--- START TASK MATERIAL ---

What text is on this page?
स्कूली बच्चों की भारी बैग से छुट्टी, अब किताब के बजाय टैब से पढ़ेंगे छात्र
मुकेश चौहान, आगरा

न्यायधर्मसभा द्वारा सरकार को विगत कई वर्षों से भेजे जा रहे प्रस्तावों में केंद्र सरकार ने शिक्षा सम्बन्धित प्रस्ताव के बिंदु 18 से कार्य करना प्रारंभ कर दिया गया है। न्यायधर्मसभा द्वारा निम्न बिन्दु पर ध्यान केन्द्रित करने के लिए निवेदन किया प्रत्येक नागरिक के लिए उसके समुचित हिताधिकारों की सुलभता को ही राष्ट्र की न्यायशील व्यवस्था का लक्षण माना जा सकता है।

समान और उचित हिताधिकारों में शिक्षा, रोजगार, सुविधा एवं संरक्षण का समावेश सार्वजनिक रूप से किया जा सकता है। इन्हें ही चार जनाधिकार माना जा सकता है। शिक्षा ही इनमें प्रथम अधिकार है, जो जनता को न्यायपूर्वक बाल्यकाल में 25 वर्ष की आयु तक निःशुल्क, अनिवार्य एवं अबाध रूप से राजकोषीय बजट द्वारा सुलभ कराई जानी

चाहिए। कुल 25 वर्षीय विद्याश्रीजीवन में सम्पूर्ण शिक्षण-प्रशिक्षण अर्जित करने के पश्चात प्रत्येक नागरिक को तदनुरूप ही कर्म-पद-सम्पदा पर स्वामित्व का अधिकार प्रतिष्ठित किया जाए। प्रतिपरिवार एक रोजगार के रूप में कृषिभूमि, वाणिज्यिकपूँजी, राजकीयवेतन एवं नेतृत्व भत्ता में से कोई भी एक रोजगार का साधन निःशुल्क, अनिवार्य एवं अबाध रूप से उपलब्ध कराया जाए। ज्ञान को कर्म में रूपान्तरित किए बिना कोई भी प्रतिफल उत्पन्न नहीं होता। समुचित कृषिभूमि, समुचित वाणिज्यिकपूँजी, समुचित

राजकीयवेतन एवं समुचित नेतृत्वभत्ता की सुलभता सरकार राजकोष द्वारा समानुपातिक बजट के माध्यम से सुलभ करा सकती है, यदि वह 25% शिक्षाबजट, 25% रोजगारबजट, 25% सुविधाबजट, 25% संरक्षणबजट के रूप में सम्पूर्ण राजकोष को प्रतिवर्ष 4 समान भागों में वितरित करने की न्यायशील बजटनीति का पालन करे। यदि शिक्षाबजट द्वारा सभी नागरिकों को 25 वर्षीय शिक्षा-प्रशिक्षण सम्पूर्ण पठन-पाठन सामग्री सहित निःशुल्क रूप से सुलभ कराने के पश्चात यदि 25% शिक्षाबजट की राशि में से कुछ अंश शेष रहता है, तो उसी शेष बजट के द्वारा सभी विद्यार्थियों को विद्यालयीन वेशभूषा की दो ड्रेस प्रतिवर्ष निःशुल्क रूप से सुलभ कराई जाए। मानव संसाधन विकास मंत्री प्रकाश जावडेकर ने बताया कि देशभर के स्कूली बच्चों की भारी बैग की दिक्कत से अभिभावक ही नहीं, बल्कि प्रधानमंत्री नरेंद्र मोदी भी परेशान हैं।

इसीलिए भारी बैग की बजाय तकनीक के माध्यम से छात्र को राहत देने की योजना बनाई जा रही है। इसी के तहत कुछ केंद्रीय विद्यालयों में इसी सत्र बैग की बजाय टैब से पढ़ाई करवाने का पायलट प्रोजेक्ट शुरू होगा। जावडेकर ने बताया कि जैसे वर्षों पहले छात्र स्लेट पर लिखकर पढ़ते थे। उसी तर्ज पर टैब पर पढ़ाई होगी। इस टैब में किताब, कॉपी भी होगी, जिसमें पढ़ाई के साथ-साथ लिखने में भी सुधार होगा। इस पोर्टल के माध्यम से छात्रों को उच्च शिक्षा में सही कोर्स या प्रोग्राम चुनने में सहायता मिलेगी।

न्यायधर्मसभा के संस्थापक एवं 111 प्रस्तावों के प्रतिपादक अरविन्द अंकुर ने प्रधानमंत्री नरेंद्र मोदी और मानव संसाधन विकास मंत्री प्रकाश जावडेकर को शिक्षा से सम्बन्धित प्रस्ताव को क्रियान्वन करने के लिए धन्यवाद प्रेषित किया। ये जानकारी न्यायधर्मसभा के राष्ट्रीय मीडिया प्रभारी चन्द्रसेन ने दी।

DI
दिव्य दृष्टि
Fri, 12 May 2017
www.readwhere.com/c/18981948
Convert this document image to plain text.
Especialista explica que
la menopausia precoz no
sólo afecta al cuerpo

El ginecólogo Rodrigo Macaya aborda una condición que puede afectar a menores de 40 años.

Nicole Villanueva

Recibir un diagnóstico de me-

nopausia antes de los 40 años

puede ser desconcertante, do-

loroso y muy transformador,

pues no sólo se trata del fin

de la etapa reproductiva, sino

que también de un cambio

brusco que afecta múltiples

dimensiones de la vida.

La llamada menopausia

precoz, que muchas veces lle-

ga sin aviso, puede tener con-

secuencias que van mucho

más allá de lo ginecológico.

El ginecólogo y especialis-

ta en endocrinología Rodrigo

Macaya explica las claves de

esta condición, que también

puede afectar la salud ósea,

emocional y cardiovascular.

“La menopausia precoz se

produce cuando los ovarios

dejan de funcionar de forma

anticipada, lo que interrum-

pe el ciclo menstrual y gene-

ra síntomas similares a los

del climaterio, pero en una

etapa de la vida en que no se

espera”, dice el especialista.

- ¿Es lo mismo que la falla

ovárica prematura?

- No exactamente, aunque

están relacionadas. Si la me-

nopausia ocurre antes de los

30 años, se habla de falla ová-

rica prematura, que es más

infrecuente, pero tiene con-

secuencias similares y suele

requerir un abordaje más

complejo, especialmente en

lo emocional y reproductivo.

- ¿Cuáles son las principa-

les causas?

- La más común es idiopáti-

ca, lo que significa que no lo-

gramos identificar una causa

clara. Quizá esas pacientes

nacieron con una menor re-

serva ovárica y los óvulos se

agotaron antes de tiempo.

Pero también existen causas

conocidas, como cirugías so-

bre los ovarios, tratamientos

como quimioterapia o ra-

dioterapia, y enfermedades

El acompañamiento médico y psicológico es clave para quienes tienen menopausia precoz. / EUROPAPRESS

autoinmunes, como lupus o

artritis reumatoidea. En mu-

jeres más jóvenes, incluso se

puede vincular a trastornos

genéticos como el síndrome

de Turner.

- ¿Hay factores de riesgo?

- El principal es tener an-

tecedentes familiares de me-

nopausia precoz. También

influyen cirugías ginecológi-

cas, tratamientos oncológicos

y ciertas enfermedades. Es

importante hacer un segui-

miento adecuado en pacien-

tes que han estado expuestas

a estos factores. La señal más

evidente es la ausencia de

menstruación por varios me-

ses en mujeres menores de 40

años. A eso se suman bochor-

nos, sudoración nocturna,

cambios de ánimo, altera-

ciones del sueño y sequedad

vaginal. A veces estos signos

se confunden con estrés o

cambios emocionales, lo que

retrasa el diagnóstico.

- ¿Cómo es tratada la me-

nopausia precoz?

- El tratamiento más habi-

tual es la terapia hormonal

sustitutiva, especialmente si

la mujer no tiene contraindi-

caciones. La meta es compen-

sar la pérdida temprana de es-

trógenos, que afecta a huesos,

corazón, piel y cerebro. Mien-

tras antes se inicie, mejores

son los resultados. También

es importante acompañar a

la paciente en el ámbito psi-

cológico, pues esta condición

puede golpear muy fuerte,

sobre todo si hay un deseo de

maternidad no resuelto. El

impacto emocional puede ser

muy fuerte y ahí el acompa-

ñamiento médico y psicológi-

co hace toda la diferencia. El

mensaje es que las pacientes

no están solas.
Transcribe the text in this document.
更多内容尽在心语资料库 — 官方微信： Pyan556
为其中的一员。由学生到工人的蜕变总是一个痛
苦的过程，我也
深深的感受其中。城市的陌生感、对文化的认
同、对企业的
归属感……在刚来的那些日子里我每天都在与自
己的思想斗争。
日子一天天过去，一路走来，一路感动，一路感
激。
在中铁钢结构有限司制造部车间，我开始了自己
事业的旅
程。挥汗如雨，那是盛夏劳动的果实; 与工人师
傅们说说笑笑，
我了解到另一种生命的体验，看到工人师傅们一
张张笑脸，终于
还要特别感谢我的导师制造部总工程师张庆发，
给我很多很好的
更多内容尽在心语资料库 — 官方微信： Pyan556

--- END TASK MATERIAL ---

= DO THIS =
Output only the lines running from the line with "Transcribe the text in this document." through the final line of the data, inclusive.

= SOLUTION TO THE PROBLEM =
Transcribe the text in this document.
更多内容尽在心语资料库 — 官方微信： Pyan556
为其中的一员。由学生到工人的蜕变总是一个痛
苦的过程，我也
深深的感受其中。城市的陌生感、对文化的认
同、对企业的
归属感……在刚来的那些日子里我每天都在与自
己的思想斗争。
日子一天天过去，一路走来，一路感动，一路感
激。
在中铁钢结构有限司制造部车间，我开始了自己
事业的旅
程。挥汗如雨，那是盛夏劳动的果实; 与工人师
傅们说说笑笑，
我了解到另一种生命的体验，看到工人师傅们一
张张笑脸，终于
还要特别感谢我的导师制造部总工程师张庆发，
给我很多很好的
更多内容尽在心语资料库 — 官方微信： Pyan556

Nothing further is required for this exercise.